Friday, February 28, 2014
10 TIPS FOR DRIVING SAFETY IN THE NEW YEAR
Planning on driving up to the Snow during the Winter Months? Stay safe while traveling in cold, wet, and possibly icy conditions: it’s important to plan ahead and leave distance around your vehicle for a Safe and Happy New Year! Keep reading our GoLaw.com BLOGS to get more Travel Safety Tips for your travels during this holiday season.
Read original article on Yahoo.com
Ten Safety Tips for Winter Road Trips
Charlotte Walters, Yahoo Contributor Network
• Driving on Ice
• Winter Safety
• Car Kit
10 Tips for Safe Winter Travel on U.S. Roads
1.) Have Good Maps
Before taking a road trip in the winter, always map out your routes ahead of time. Do not assume that your GPS devices will always work during the trip. Have paper maps with marked routes that at least one of you understands. In winter weather, staying on the interstates instead of detouring around large cities is usually a good idea. It is better to be stuck in traffic and be near emergency services than to be stranded on a lonely or dangerous side road. Bring along printouts with information about possible stopping points along the way. Call ahead to hotels and get information or make reservations. Have some alternative options.
2.) Share Contact Information
Give a copy of your plan to a reliable friend or relative. The information should include an estimated arrival time at various major points along the way, and contact information such as cell phone numbers or the phone numbers of places where you plan to stay overnight. You should plan to contact the friend/relative from time to time with a progress report, or if you are significantly delayed. If there are people waiting for you at the final destination, they should receive copies of the travel plan and contact information as well.
3.) Prepare the Vehicle
Take your vehicle to a trusted mechanic for a tune-up. Check belts and replace if worn. Carry extra belts if possible. Clean the battery terminals using a baking soda mixture and a small brush. During the trip, check all fluids regularly, including the windshield washer fluid. Carry extra oil. Always keep the gas tank at least half full. This helps to keep water vapor out of the gas line, and if you were stopped in your vehicle for a long time, this would allow you to run the heater at intervals.
4.) Winter Emergency Car Kit
As every winter approaches, any vehicle that will be traveling in winter weather should have an emergency kit, which includes road flares or reflective triangles, jumper cables, spare tire with correct pressure, can of tire inflate/sealant, folding shovel, chains, traction mats (or kitty litter), ice scraper, extra wiper blades, can of de-icer or WD-40, insulated pliers, screwdrivers, socket wrench, roll of wire, bungee cords, duct tape, 50ft cord (used as a homing line in blizzard), and an empty container to carry gas or water. Remember never to carry extra gasoline inside a vehicle! This list may seem large, but it is incomplete. These are just the basics. If your vehicle is stopped in an ice storm or blizzard, move some of these items inside the car; your trunk may freeze shut.

= = = =

_List of tasks:_
1. According to the winter travel tips, what should be used to clean the battery terminals?
2. Pull out each line of the entries that contains the string "stud".

= = = =

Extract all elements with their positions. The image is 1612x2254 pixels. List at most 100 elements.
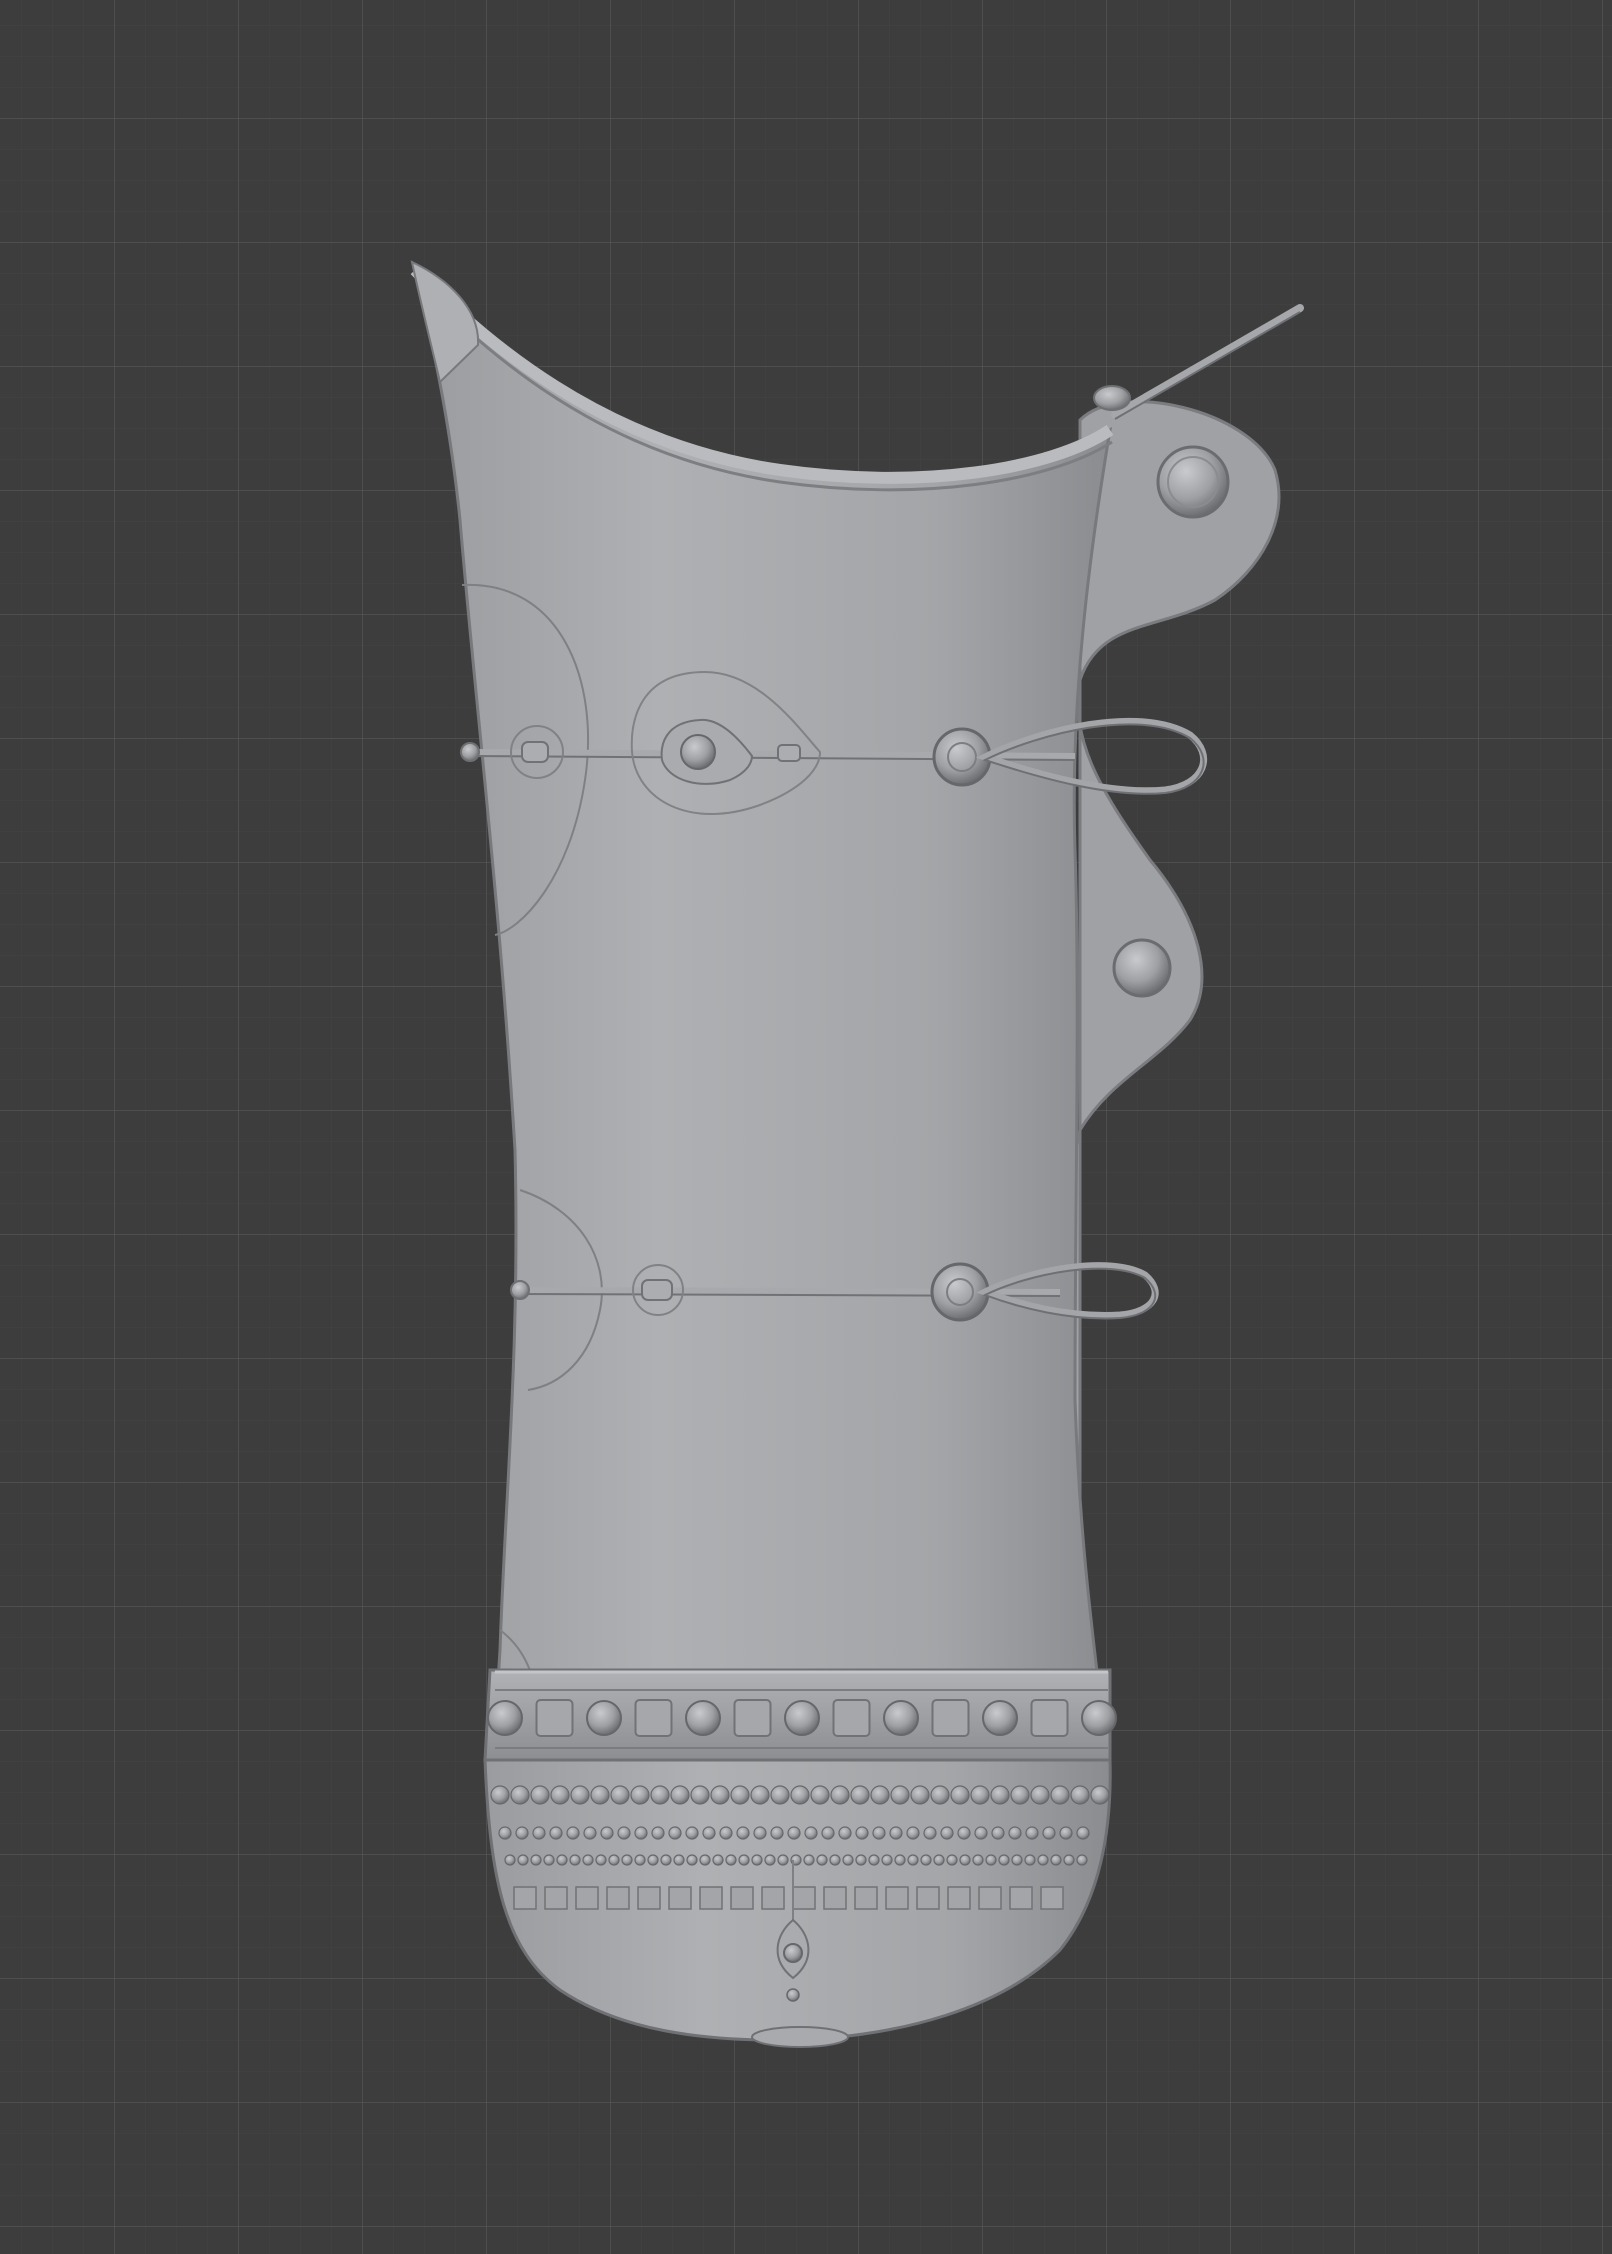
bead — [933, 1854, 945, 1866]
bead — [923, 1826, 937, 1840]
bead — [517, 1854, 529, 1866]
bead — [1025, 1826, 1039, 1840]
bead — [1037, 1854, 1049, 1866]
bead-tile — [885, 1886, 909, 1910]
bead — [894, 1854, 906, 1866]
bead — [803, 1854, 815, 1866]
bead — [702, 1826, 716, 1840]
bead — [1070, 1785, 1090, 1805]
bead — [1008, 1826, 1022, 1840]
bead — [750, 1785, 770, 1805]
bead-tile — [1040, 1886, 1064, 1910]
bead — [634, 1826, 648, 1840]
bead — [1042, 1826, 1056, 1840]
flap-rivet-middle[interactable] — [1112, 938, 1172, 998]
bead — [549, 1826, 563, 1840]
bead — [725, 1854, 737, 1866]
bead — [510, 1785, 530, 1805]
bead — [906, 1826, 920, 1840]
bead — [556, 1854, 568, 1866]
bead-tile — [637, 1886, 661, 1910]
bead — [583, 1826, 597, 1840]
bead-tile — [699, 1886, 723, 1910]
bead — [1059, 1826, 1073, 1840]
cuff-rosette — [931, 1699, 970, 1737]
bead — [957, 1826, 971, 1840]
bead — [930, 1785, 950, 1805]
bead — [543, 1854, 555, 1866]
cuff-rosette — [535, 1699, 574, 1737]
bead — [829, 1854, 841, 1866]
bead — [787, 1826, 801, 1840]
pin-knob — [1093, 385, 1131, 411]
bead — [751, 1854, 763, 1866]
bead — [686, 1854, 698, 1866]
side-flap[interactable] — [1064, 400, 1281, 1722]
bead — [910, 1785, 930, 1805]
bead — [600, 1826, 614, 1840]
bead — [855, 1854, 867, 1866]
bead — [595, 1854, 607, 1866]
bead — [850, 1785, 870, 1805]
3d-viewport[interactable] — [0, 0, 1612, 2254]
bead — [1010, 1785, 1030, 1805]
bead — [690, 1785, 710, 1805]
bead — [764, 1854, 776, 1866]
cuff-rosette — [634, 1699, 673, 1737]
bead — [753, 1826, 767, 1840]
top-strap-pin — [1111, 304, 1304, 419]
bead — [634, 1854, 646, 1866]
bead — [838, 1826, 852, 1840]
bead — [804, 1826, 818, 1840]
cuff-stud — [685, 1700, 721, 1736]
bead — [719, 1826, 733, 1840]
bead — [1090, 1785, 1110, 1805]
vambrace-body[interactable] — [412, 264, 1113, 1742]
bead — [946, 1854, 958, 1866]
bead — [855, 1826, 869, 1840]
cuff-stud — [784, 1700, 820, 1736]
bead-tile — [916, 1886, 940, 1910]
dome-tip — [751, 2026, 849, 2048]
cuff-stud — [982, 1700, 1018, 1736]
bead — [770, 1785, 790, 1805]
bead — [515, 1826, 529, 1840]
bead — [972, 1854, 984, 1866]
bead — [530, 1854, 542, 1866]
bead — [770, 1826, 784, 1840]
bead — [868, 1854, 880, 1866]
bead — [970, 1785, 990, 1805]
bead-tile — [792, 1886, 816, 1910]
bead — [736, 1826, 750, 1840]
bead — [712, 1854, 724, 1866]
bead — [532, 1826, 546, 1840]
bead — [821, 1826, 835, 1840]
bead — [673, 1854, 685, 1866]
bead-tile — [823, 1886, 847, 1910]
bead — [621, 1854, 633, 1866]
bead — [1076, 1854, 1088, 1866]
bead — [920, 1854, 932, 1866]
cuff-rosette — [733, 1699, 772, 1737]
bead — [1011, 1854, 1023, 1866]
bead — [651, 1826, 665, 1840]
bead — [610, 1785, 630, 1805]
bead — [777, 1854, 789, 1866]
bead — [590, 1785, 610, 1805]
bead — [670, 1785, 690, 1805]
bead — [668, 1826, 682, 1840]
bead — [490, 1785, 510, 1805]
bead — [998, 1854, 1010, 1866]
vambrace-model[interactable] — [0, 0, 1612, 2254]
bead — [974, 1826, 988, 1840]
cuff-rosette — [832, 1699, 871, 1737]
bead — [810, 1785, 830, 1805]
cuff-rosette — [1030, 1699, 1069, 1737]
bead — [1076, 1826, 1090, 1840]
bead — [1024, 1854, 1036, 1866]
bead-tile — [947, 1886, 971, 1910]
bead — [990, 1785, 1010, 1805]
strap-rivet[interactable] — [680, 734, 716, 770]
bead — [608, 1854, 620, 1866]
cuff-stud — [586, 1700, 622, 1736]
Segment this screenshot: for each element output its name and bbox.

= = = =

_Answers in order:_
1. A baking soda mixture and a small brush.

2.
cuff-stud — [685, 1700, 721, 1736]
cuff-stud — [784, 1700, 820, 1736]
cuff-stud — [982, 1700, 1018, 1736]
cuff-stud — [586, 1700, 622, 1736]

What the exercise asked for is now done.